Available data:
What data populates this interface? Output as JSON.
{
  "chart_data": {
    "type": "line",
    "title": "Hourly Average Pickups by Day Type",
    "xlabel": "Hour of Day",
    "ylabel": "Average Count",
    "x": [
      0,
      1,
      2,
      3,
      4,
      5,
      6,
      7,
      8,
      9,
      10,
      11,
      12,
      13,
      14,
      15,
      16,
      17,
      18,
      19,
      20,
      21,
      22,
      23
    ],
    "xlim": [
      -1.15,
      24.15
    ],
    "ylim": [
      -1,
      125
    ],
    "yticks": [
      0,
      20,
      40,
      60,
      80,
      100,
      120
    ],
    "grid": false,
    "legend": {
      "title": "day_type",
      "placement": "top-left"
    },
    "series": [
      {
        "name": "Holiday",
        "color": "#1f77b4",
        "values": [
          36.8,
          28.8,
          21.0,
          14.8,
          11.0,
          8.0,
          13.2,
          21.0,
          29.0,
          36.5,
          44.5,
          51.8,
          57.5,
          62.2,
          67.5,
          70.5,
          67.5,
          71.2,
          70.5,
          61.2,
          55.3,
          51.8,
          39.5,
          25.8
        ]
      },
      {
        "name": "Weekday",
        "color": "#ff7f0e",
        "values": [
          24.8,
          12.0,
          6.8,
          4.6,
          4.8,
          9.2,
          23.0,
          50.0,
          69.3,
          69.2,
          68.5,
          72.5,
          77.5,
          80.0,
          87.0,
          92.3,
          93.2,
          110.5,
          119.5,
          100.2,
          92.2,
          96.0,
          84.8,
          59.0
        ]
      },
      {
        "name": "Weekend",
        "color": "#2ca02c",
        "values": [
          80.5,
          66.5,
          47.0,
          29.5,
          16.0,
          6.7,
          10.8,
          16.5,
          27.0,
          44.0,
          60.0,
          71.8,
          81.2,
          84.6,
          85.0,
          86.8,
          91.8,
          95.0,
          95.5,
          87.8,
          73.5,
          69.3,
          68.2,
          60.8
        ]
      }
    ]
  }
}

Stated task:
Each line of the material should be duplicated exactly, please.

Written reply:
What data populates this interface? Output as JSON.
{
  "chart_data": {
    "type": "line",
    "title": "Hourly Average Pickups by Day Type",
    "xlabel": "Hour of Day",
    "ylabel": "Average Count",
    "x": [
      0,
      1,
      2,
      3,
      4,
      5,
      6,
      7,
      8,
      9,
      10,
      11,
      12,
      13,
      14,
      15,
      16,
      17,
      18,
      19,
      20,
      21,
      22,
      23
    ],
    "xlim": [
      -1.15,
      24.15
    ],
    "ylim": [
      -1,
      125
    ],
    "yticks": [
      0,
      20,
      40,
      60,
      80,
      100,
      120
    ],
    "grid": false,
    "legend": {
      "title": "day_type",
      "placement": "top-left"
    },
    "series": [
      {
        "name": "Holiday",
        "color": "#1f77b4",
        "values": [
          36.8,
          28.8,
          21.0,
          14.8,
          11.0,
          8.0,
          13.2,
          21.0,
          29.0,
          36.5,
          44.5,
          51.8,
          57.5,
          62.2,
          67.5,
          70.5,
          67.5,
          71.2,
          70.5,
          61.2,
          55.3,
          51.8,
          39.5,
          25.8
        ]
      },
      {
        "name": "Weekday",
        "color": "#ff7f0e",
        "values": [
          24.8,
          12.0,
          6.8,
          4.6,
          4.8,
          9.2,
          23.0,
          50.0,
          69.3,
          69.2,
          68.5,
          72.5,
          77.5,
          80.0,
          87.0,
          92.3,
          93.2,
          110.5,
          119.5,
          100.2,
          92.2,
          96.0,
          84.8,
          59.0
        ]
      },
      {
        "name": "Weekend",
        "color": "#2ca02c",
        "values": [
          80.5,
          66.5,
          47.0,
          29.5,
          16.0,
          6.7,
          10.8,
          16.5,
          27.0,
          44.0,
          60.0,
          71.8,
          81.2,
          84.6,
          85.0,
          86.8,
          91.8,
          95.0,
          95.5,
          87.8,
          73.5,
          69.3,
          68.2,
          60.8
        ]
      }
    ]
  }
}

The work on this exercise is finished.